● **DOCUMENT EXTRACT**
+++

The new status of this patch is: Waiting on Author

Thanks for your review.

Actually, the purpose of convert_VALUES_to_ANY() is only to convert the
sublink that includes the Values expression to SAOP.
I have a question: Can we move the convert_VALUES_to_ANY() to another
place? For example:preprocess_qual_conditions().
In pull_up_sublinks_jointree_recurse(), what we want to do is to pull up
the sublinks.

--
Thanks,
Tender Wang

#5David G. Johnston
david.g.johnston@gmail.com
In reply to: Tender Wang (#1)
Re: A little cosmetic to convert_VALUES_to_ANY()

On Sun, Jul 27, 2025 at 12:53 AM Tender Wang <tndrwang@gmail.com> wrote:

We can merge the two scans into one. This can reduce the time complexity
from 2O(n) to O(n).

This seems like an unusual usage of big-O notation. Always saw the
meaningful pieces inside the O, and in general I thought O(n) =~ O(xn) for
all x, but especially if x is small.

+++

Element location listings

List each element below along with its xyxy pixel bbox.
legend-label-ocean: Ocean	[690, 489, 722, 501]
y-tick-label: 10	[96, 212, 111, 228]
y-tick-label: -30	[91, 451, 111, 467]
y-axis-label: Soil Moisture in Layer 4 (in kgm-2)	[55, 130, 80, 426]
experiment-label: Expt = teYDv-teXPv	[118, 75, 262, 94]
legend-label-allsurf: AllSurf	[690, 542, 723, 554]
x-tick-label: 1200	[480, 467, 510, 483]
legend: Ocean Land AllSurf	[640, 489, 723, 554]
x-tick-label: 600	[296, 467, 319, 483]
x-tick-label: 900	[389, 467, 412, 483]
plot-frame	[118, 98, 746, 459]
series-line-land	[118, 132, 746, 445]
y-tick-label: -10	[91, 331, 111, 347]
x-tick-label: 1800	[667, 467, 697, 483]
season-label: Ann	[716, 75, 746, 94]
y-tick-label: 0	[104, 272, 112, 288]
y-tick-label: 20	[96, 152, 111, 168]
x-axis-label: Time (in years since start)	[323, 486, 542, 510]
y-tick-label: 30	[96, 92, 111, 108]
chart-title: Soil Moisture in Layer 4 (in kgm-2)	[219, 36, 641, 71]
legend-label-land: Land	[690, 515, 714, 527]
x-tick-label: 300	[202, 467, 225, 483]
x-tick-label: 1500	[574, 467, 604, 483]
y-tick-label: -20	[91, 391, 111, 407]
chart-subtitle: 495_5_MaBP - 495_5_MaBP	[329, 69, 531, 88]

+++

● **DIRECTIONS**
1. Answer these questions using the patch discussion about convert_VALUES_to_ANY():
(a) What is the new status of the patch?
(b) Which function is given as an example of another place convert_VALUES_to_ANY() could be moved to?
(c) In the quoted message, what time complexity is merging the two scans said to reduce things from, and to what?
2. Carry on the patch discussion about convert_VALUES_to_ANY() from the point where it stops.
These entries come from a separate source, unrelated to the patch discussion.

● **FINAL RESULTS**
1.
(a) Waiting on Author.
(b) preprocess_qual_conditions().
(c) From 2O(n) to O(n).

2.
The point made by Chao Li, that by using a loop guard we avoid performing
expression evaluation, seems like a reasonable and sufficient non-data
supported reason for having the code structured this way. I'd at least
want a more data-driven reason to try and change it in such a simple way
against the read/write boundary that presently exists.

I was pondering whether contain_volatile_functions could/should be taught
to also detect whether every expression it sees resolves to a constant...
contain_volatile_functions((Node *) rte->values_lists, &has_non_constants)

But got a little ways down the call stack and hit the "walker" macro and
decided to stop...

Also, add a brace for better/more consistent style in the attached patch.

Should try and avoid oh-by-the-way fixes like this in behavior patches.

This specific one also doesn't seem warranted. Or, at least, the original
style is indeed de facto acceptable; if-blocks containing a single
executing statement do not get braces but rely on indentation alone. I
don't think that every other if-block in the region being multi-statement
supports an exception.

David J.

#6Tender Wang
tndrwang@gmail.com
In reply to: David G. Johnston (#5)
Re: A little cosmetic to convert_VALUES_to_ANY()

David G. Johnston <david.g.johnston@gmail.com> 于2025年8月4日周一 12:33写道:

On Sun, Jul 27, 2025 at 12:53 AM Tender Wang <tndrwang@gmail.com> wrote:

We can merge the two scans into one. This can reduce the time complexity
from 2O(n) to O(n).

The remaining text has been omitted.